* [STATED PROBLEM]: In the lines below, how many hold the word "Actual"? Answer only with the number.
[Begin STORED ROWS]
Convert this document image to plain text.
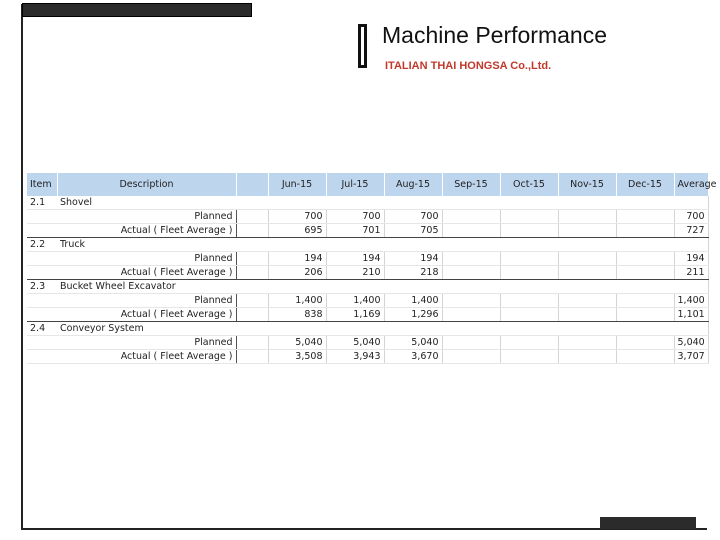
Machine Performance
ITALIAN THAI HONGSA Co.,Ltd.
Item	Description		Jun-15	Jul-15	Aug-15	Sep-15	Oct-15	Nov-15	Dec-15	Average
2.1	Shovel									
	Planned		700	700	700					700
	Actual ( Fleet Average )		695	701	705					727
2.2	Truck									
	Planned		194	194	194					194
	Actual ( Fleet Average )		206	210	218					211
2.3	Bucket Wheel Excavator									
	Planned		1,400	1,400	1,400					1,400
	Actual ( Fleet Average )		838	1,169	1,296					1,101
2.4	Conveyor System									
	Planned		5,040	5,040	5,040					5,040
	Actual ( Fleet Average )		3,508	3,943	3,670					3,707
[End STORED ROWS]
* [RESPONSE TO THIS TASK]: 4